===== SUPPLIED RECORDS =====
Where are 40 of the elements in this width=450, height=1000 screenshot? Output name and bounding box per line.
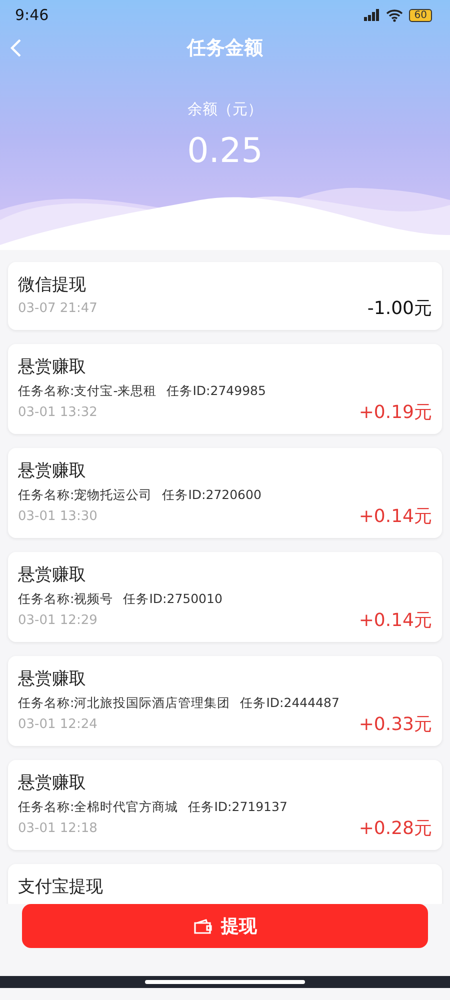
status-time: 9:46 bbox=[15, 6, 49, 24]
task-name: 任务名称:宠物托运公司 bbox=[18, 486, 152, 504]
record-date: 03-01 12:29 bbox=[18, 612, 98, 630]
record-title: 悬赏赚取 bbox=[18, 356, 87, 379]
record-amount: +0.14元 bbox=[358, 609, 432, 632]
record-date: 03-01 12:18 bbox=[18, 820, 98, 838]
record-amount: +0.14元 bbox=[358, 505, 432, 528]
home-indicator[interactable] bbox=[145, 980, 305, 984]
task-id: 任务ID:2750010 bbox=[123, 590, 222, 608]
record-date: 03-01 13:32 bbox=[18, 404, 98, 422]
task-name: 任务名称:视频号 bbox=[18, 590, 114, 608]
record-amount: +0.28元 bbox=[358, 817, 432, 840]
page-title: 任务金额 bbox=[187, 36, 263, 61]
task-id: 任务ID:2719137 bbox=[188, 798, 288, 816]
record-title: 支付宝提现 bbox=[18, 876, 104, 899]
signal-icon bbox=[364, 9, 380, 21]
record-title: 悬赏赚取 bbox=[18, 564, 87, 587]
task-id: 任务ID:2749985 bbox=[166, 382, 266, 400]
withdraw-button[interactable]: 提现 bbox=[22, 904, 428, 948]
task-name: 任务名称:支付宝-来思租 bbox=[18, 382, 157, 400]
record-amount: +0.33元 bbox=[358, 713, 432, 736]
record-amount: -1.00元 bbox=[367, 297, 432, 320]
task-name: 任务名称:河北旅投国际酒店管理集团 bbox=[18, 694, 230, 712]
balance-amount: 0.25 bbox=[186, 131, 264, 171]
balance-label: 余额（元） bbox=[186, 100, 264, 119]
record-date: 03-01 12:24 bbox=[18, 716, 98, 734]
wifi-icon bbox=[386, 8, 404, 22]
wallet-icon bbox=[193, 918, 213, 934]
task-id: 任务ID:2720600 bbox=[162, 486, 262, 504]
record-date: 03-07 21:47 bbox=[18, 300, 98, 318]
record-date: 03-01 13:30 bbox=[18, 508, 98, 526]
record-title: 悬赏赚取 bbox=[18, 460, 87, 483]
record-amount: +0.19元 bbox=[358, 401, 432, 424]
task-name: 任务名称:全棉时代官方商城 bbox=[18, 798, 178, 816]
record-title: 悬赏赚取 bbox=[18, 772, 87, 795]
back-icon[interactable] bbox=[10, 39, 22, 57]
task-id: 任务ID:2444487 bbox=[240, 694, 340, 712]
battery-level: 60 bbox=[409, 8, 432, 22]
record-title: 悬赏赚取 bbox=[18, 668, 87, 691]
record-title: 微信提现 bbox=[18, 274, 87, 297]
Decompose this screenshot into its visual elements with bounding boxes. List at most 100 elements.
=====
» **PROBLEM STATEMENT**: Extract every row above verbatim, omitting the picture.

» **RESULT**:
Where are 40 of the elements in this width=450, height=1000 screenshot? Output name and bounding box per line.
status-time: 9:46 bbox=[15, 6, 49, 24]
task-name: 任务名称:宠物托运公司 bbox=[18, 486, 152, 504]
record-date: 03-01 12:29 bbox=[18, 612, 98, 630]
record-title: 悬赏赚取 bbox=[18, 356, 87, 379]
record-amount: +0.14元 bbox=[358, 609, 432, 632]
record-date: 03-01 12:18 bbox=[18, 820, 98, 838]
record-amount: +0.14元 bbox=[358, 505, 432, 528]
home-indicator[interactable] bbox=[145, 980, 305, 984]
task-id: 任务ID:2750010 bbox=[123, 590, 222, 608]
record-date: 03-01 13:32 bbox=[18, 404, 98, 422]
task-name: 任务名称:视频号 bbox=[18, 590, 114, 608]
record-amount: +0.28元 bbox=[358, 817, 432, 840]
page-title: 任务金额 bbox=[187, 36, 263, 61]
task-id: 任务ID:2719137 bbox=[188, 798, 288, 816]
record-title: 支付宝提现 bbox=[18, 876, 104, 899]
signal-icon bbox=[364, 9, 380, 21]
record-title: 悬赏赚取 bbox=[18, 564, 87, 587]
task-id: 任务ID:2749985 bbox=[166, 382, 266, 400]
withdraw-button[interactable]: 提现 bbox=[22, 904, 428, 948]
task-name: 任务名称:支付宝-来思租 bbox=[18, 382, 157, 400]
record-amount: +0.33元 bbox=[358, 713, 432, 736]
record-amount: -1.00元 bbox=[367, 297, 432, 320]
task-name: 任务名称:河北旅投国际酒店管理集团 bbox=[18, 694, 230, 712]
balance-amount: 0.25 bbox=[186, 131, 264, 171]
balance-label: 余额（元） bbox=[186, 100, 264, 119]
record-date: 03-01 12:24 bbox=[18, 716, 98, 734]
wifi-icon bbox=[386, 8, 404, 22]
wallet-icon bbox=[193, 918, 213, 934]
task-id: 任务ID:2720600 bbox=[162, 486, 262, 504]
record-date: 03-07 21:47 bbox=[18, 300, 98, 318]
record-date: 03-01 13:30 bbox=[18, 508, 98, 526]
record-title: 悬赏赚取 bbox=[18, 460, 87, 483]
record-amount: +0.19元 bbox=[358, 401, 432, 424]
task-name: 任务名称:全棉时代官方商城 bbox=[18, 798, 178, 816]
record-title: 悬赏赚取 bbox=[18, 772, 87, 795]
back-icon[interactable] bbox=[10, 39, 22, 57]
task-id: 任务ID:2444487 bbox=[240, 694, 340, 712]
battery-level: 60 bbox=[409, 8, 432, 22]
record-title: 悬赏赚取 bbox=[18, 668, 87, 691]
record-title: 微信提现 bbox=[18, 274, 87, 297]
Decompose this screenshot into its visual elements with bounding boxes. List at most 100 elements.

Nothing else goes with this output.